[GIVEN PROBLEM]: Copy the listing below line for line, keeping every character unchanged.

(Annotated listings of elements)
━━━━━━━━━━━━━━━━━━━━
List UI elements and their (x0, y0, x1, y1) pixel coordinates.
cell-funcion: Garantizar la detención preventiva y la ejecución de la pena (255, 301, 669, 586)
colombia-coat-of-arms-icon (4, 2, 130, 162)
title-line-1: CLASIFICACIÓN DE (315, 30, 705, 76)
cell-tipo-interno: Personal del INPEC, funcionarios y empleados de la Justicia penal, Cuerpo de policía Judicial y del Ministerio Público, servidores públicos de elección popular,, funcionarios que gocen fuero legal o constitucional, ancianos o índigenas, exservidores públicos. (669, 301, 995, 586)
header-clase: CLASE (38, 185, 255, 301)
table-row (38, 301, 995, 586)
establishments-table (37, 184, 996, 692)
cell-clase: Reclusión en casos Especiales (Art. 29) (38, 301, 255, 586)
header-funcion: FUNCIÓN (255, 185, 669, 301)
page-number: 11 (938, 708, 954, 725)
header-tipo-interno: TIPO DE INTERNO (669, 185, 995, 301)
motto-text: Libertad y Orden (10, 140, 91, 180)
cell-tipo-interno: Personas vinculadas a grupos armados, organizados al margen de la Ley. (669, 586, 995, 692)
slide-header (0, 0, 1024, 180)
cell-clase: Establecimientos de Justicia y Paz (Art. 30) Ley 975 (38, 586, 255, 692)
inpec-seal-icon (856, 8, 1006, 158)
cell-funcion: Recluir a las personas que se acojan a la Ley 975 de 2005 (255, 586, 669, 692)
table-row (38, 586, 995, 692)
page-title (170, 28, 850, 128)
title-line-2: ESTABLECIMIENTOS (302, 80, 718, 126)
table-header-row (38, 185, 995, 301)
━━━━━━━━━━━━━━━━━━━━
[WORKED ANSWER]:
List UI elements and their (x0, y0, x1, y1) pixel coordinates.
cell-funcion: Garantizar la detención preventiva y la ejecución de la pena (255, 301, 669, 586)
colombia-coat-of-arms-icon (4, 2, 130, 162)
title-line-1: CLASIFICACIÓN DE (315, 30, 705, 76)
cell-tipo-interno: Personal del INPEC, funcionarios y empleados de la Justicia penal, Cuerpo de policía Judicial y del Ministerio Público, servidores públicos de elección popular,, funcionarios que gocen fuero legal o constitucional, ancianos o índigenas, exservidores públicos. (669, 301, 995, 586)
header-clase: CLASE (38, 185, 255, 301)
table-row (38, 301, 995, 586)
establishments-table (37, 184, 996, 692)
cell-clase: Reclusión en casos Especiales (Art. 29) (38, 301, 255, 586)
header-funcion: FUNCIÓN (255, 185, 669, 301)
page-number: 11 (938, 708, 954, 725)
header-tipo-interno: TIPO DE INTERNO (669, 185, 995, 301)
motto-text: Libertad y Orden (10, 140, 91, 180)
cell-tipo-interno: Personas vinculadas a grupos armados, organizados al margen de la Ley. (669, 586, 995, 692)
slide-header (0, 0, 1024, 180)
cell-clase: Establecimientos de Justicia y Paz (Art. 30) Ley 975 (38, 586, 255, 692)
inpec-seal-icon (856, 8, 1006, 158)
cell-funcion: Recluir a las personas que se acojan a la Ley 975 de 2005 (255, 586, 669, 692)
table-row (38, 586, 995, 692)
page-title (170, 28, 850, 128)
title-line-2: ESTABLECIMIENTOS (302, 80, 718, 126)
table-header-row (38, 185, 995, 301)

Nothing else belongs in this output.